Requirements:
Repeat all the records exactly, omitting pictures.
........
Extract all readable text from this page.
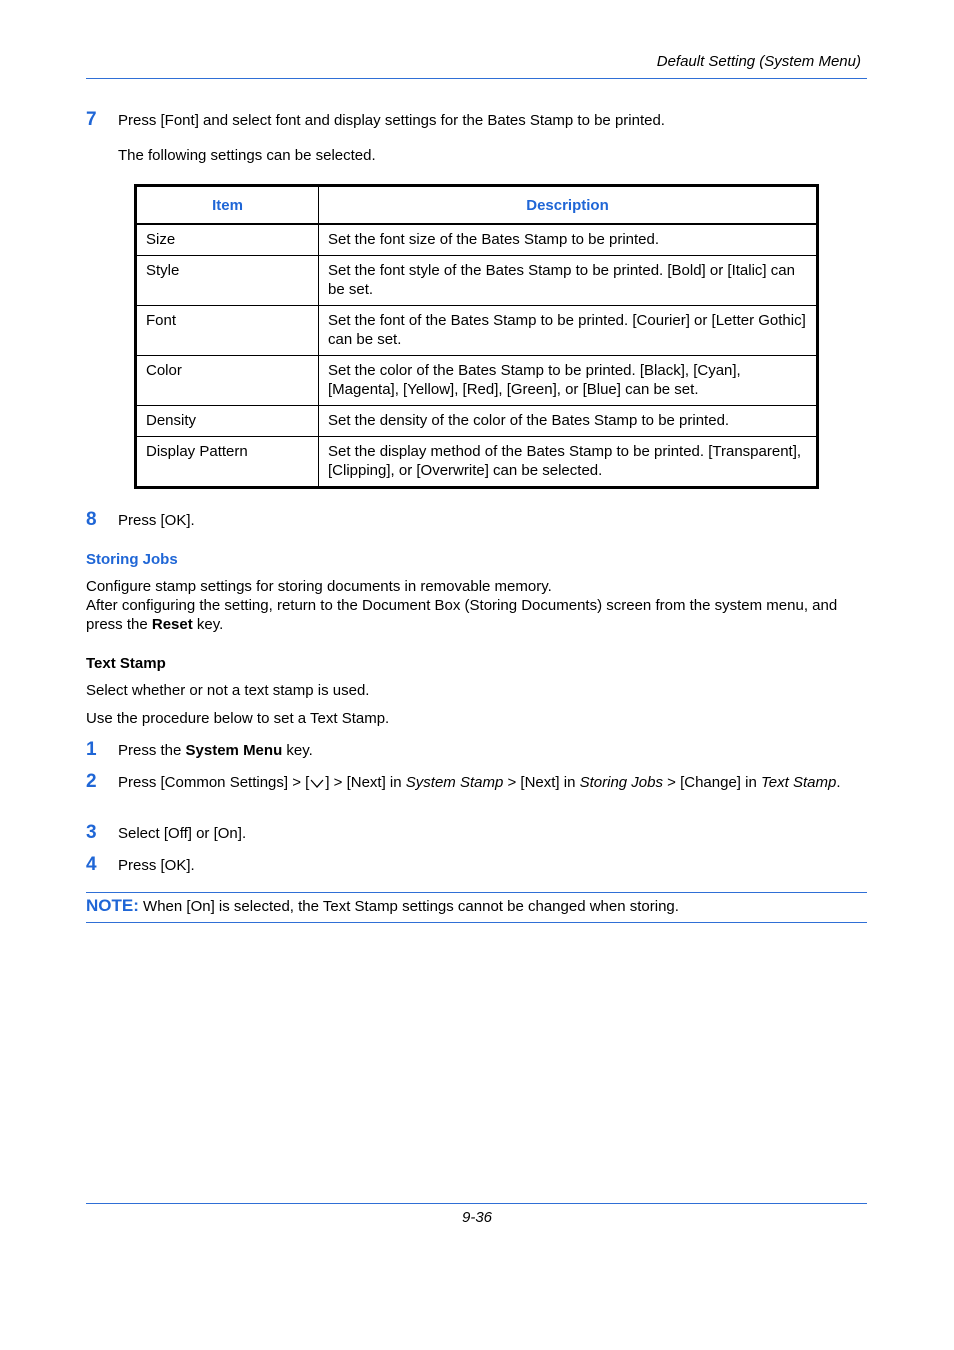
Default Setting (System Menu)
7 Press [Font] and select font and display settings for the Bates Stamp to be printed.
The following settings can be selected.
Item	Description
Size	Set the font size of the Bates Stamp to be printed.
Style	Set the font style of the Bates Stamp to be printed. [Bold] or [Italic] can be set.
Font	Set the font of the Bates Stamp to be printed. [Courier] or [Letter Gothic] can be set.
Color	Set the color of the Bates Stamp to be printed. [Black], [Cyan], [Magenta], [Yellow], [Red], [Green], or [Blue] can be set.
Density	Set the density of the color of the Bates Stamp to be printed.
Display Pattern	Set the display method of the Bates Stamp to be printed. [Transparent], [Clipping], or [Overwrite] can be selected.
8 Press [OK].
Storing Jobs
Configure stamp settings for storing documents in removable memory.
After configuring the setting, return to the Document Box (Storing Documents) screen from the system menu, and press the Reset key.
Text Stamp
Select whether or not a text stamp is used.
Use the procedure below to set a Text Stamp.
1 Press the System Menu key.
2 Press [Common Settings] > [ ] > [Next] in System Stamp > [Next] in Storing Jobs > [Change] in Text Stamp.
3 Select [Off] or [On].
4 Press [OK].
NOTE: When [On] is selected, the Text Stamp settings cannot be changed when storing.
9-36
........
Expected answer:
Extract all readable text from this page.
Default Setting (System Menu)
7 Press [Font] and select font and display settings for the Bates Stamp to be printed.
The following settings can be selected.
Item	Description
Size	Set the font size of the Bates Stamp to be printed.
Style	Set the font style of the Bates Stamp to be printed. [Bold] or [Italic] can be set.
Font	Set the font of the Bates Stamp to be printed. [Courier] or [Letter Gothic] can be set.
Color	Set the color of the Bates Stamp to be printed. [Black], [Cyan], [Magenta], [Yellow], [Red], [Green], or [Blue] can be set.
Density	Set the density of the color of the Bates Stamp to be printed.
Display Pattern	Set the display method of the Bates Stamp to be printed. [Transparent], [Clipping], or [Overwrite] can be selected.
8 Press [OK].
Storing Jobs
Configure stamp settings for storing documents in removable memory.
After configuring the setting, return to the Document Box (Storing Documents) screen from the system menu, and press the Reset key.
Text Stamp
Select whether or not a text stamp is used.
Use the procedure below to set a Text Stamp.
1 Press the System Menu key.
2 Press [Common Settings] > [ ] > [Next] in System Stamp > [Next] in Storing Jobs > [Change] in Text Stamp.
3 Select [Off] or [On].
4 Press [OK].
NOTE: When [On] is selected, the Text Stamp settings cannot be changed when storing.
9-36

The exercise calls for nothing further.